◆ JOB ◆
Filter these entries so that only lines with the word "Radio" remain.

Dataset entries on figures
┄┄┄┄┄┄┄┄┄┄┄┄┄┄┄┄┄┄┄┄

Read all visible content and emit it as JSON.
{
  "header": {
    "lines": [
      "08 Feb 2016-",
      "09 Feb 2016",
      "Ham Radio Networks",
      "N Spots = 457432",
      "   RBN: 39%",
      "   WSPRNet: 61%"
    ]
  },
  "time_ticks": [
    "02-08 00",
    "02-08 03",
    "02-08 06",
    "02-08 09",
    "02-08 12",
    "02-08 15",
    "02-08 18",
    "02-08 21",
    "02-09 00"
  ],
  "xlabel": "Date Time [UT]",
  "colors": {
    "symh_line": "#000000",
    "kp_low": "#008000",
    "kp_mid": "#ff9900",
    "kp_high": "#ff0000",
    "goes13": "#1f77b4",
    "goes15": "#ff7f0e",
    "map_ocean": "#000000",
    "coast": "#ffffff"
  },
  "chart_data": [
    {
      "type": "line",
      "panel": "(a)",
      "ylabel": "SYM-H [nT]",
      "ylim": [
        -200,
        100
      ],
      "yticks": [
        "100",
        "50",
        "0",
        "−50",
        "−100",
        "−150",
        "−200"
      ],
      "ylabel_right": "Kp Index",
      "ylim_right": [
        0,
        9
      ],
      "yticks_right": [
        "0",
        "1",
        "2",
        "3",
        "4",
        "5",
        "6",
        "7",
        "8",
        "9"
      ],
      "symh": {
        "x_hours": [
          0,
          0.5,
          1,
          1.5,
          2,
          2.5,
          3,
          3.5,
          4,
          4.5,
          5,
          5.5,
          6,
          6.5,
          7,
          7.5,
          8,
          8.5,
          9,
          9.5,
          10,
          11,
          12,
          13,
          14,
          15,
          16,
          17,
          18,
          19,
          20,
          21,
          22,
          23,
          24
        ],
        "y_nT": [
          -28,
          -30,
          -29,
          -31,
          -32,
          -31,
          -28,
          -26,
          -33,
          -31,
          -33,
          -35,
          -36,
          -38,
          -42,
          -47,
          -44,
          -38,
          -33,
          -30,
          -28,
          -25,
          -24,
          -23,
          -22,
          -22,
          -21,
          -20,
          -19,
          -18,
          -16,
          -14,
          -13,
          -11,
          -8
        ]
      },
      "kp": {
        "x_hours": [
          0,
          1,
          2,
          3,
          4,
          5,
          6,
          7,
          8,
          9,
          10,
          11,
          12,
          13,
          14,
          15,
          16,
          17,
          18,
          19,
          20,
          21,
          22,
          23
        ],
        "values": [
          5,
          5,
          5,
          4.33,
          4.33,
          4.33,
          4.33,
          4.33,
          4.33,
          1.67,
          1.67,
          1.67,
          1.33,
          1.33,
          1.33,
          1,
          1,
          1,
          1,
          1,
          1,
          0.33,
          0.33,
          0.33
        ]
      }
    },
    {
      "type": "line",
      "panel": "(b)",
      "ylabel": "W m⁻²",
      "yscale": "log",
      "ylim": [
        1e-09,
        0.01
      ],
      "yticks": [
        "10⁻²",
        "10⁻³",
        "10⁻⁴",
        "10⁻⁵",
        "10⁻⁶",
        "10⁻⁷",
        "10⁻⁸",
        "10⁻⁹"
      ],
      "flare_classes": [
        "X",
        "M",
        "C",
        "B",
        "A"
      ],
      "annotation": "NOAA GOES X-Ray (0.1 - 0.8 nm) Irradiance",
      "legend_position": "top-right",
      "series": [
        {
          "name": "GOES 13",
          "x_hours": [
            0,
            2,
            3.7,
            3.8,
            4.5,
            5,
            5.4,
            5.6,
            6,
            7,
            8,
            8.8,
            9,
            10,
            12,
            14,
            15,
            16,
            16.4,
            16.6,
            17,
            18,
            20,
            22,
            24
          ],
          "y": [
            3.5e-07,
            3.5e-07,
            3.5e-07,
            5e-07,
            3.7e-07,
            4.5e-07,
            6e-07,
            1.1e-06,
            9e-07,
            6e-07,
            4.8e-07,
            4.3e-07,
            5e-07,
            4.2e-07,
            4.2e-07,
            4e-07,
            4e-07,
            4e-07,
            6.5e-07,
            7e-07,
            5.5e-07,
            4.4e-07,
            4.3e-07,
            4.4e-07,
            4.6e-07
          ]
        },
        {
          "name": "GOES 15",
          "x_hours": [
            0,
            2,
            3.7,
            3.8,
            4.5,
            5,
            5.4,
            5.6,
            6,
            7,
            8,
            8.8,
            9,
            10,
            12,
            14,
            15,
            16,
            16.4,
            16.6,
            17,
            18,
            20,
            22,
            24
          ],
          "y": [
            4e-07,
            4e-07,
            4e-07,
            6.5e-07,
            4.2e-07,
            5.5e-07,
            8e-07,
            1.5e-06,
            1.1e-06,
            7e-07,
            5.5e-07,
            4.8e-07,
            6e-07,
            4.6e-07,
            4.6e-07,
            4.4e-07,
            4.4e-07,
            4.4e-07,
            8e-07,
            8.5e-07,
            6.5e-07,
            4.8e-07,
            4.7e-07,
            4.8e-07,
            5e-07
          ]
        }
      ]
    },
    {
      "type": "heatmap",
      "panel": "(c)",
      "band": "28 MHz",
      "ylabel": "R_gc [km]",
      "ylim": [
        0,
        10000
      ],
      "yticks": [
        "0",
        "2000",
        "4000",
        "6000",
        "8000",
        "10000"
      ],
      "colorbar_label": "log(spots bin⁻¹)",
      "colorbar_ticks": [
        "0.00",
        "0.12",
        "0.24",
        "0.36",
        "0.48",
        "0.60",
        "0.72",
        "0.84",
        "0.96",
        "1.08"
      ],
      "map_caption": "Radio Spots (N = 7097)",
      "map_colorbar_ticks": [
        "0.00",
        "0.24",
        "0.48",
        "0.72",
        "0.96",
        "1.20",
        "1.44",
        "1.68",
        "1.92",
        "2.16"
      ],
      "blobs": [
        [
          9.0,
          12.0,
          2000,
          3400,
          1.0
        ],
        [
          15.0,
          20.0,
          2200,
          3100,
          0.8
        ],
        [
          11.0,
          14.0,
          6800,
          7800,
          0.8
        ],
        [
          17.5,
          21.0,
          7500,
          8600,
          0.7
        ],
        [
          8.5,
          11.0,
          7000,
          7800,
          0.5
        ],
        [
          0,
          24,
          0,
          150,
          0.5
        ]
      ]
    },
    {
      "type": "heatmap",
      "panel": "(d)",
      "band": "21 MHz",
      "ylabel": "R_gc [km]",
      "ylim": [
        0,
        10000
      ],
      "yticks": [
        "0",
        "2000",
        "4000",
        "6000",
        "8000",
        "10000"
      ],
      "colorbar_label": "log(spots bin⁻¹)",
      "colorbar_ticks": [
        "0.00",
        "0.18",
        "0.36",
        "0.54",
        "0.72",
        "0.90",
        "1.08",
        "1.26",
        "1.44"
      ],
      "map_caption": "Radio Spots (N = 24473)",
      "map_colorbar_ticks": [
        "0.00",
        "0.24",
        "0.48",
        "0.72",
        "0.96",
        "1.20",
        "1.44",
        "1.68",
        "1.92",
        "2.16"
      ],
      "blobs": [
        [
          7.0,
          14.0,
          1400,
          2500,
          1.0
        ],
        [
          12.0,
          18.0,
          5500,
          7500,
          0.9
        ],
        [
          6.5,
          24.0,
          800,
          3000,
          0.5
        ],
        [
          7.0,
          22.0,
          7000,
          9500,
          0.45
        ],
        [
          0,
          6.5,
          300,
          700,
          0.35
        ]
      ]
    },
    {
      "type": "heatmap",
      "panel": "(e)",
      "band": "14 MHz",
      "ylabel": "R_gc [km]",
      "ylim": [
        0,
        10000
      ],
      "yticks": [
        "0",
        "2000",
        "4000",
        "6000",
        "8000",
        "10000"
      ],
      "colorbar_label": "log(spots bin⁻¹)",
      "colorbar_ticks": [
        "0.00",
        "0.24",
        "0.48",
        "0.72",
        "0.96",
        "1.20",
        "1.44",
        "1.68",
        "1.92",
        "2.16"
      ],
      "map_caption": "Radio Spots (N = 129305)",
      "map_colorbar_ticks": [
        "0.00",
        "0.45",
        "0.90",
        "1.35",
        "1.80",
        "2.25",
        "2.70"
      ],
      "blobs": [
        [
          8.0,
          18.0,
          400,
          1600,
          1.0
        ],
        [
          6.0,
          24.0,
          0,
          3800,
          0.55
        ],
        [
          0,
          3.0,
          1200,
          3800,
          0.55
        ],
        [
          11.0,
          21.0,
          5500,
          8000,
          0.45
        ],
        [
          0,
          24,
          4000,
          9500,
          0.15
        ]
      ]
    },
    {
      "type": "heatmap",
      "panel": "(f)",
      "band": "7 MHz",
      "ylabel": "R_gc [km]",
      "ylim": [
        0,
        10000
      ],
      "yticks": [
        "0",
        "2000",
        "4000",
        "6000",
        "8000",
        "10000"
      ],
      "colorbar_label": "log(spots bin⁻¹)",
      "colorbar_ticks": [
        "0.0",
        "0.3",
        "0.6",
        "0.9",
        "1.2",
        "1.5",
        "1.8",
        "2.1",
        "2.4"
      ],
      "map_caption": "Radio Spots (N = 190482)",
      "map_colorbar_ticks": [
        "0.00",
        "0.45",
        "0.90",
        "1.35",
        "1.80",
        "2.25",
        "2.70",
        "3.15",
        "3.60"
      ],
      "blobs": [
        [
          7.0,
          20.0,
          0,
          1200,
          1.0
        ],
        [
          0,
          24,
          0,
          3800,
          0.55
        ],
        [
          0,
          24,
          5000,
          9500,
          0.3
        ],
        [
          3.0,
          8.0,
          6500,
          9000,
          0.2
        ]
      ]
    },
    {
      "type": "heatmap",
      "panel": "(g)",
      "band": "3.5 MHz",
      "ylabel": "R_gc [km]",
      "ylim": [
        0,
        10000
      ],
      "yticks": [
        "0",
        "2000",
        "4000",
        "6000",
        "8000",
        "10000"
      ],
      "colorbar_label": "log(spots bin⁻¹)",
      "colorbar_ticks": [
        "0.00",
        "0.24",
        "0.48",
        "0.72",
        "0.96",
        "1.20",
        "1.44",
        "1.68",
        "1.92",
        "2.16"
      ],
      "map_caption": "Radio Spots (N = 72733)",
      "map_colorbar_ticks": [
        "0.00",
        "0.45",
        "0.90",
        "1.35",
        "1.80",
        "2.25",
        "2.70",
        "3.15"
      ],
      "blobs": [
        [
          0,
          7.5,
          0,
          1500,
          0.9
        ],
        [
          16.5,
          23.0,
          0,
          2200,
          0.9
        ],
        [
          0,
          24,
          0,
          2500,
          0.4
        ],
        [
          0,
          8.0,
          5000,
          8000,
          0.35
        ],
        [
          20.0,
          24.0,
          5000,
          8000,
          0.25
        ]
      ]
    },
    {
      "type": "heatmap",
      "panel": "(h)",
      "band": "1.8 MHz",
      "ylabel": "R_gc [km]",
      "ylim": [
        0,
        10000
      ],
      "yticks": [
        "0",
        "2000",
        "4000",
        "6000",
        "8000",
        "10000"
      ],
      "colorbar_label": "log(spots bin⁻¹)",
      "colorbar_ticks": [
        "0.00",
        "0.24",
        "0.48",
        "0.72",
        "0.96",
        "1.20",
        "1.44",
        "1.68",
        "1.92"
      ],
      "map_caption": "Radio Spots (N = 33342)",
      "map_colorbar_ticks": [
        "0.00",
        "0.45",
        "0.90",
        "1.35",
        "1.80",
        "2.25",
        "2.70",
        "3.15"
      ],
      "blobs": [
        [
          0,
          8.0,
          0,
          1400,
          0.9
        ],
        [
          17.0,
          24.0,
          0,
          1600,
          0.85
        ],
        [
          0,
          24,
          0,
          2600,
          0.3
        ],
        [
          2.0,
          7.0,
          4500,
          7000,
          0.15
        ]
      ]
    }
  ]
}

┄┄┄┄┄┄┄┄┄┄┄┄┄┄┄┄┄┄┄┄

◆ EXERCISE OUTPUT ◆
      "Ham Radio Networks",
      "map_caption": "Radio Spots (N = 7097)",
      "map_caption": "Radio Spots (N = 24473)",
      "map_caption": "Radio Spots (N = 129305)",
      "map_caption": "Radio Spots (N = 190482)",
      "map_caption": "Radio Spots (N = 72733)",
      "map_caption": "Radio Spots (N = 33342)",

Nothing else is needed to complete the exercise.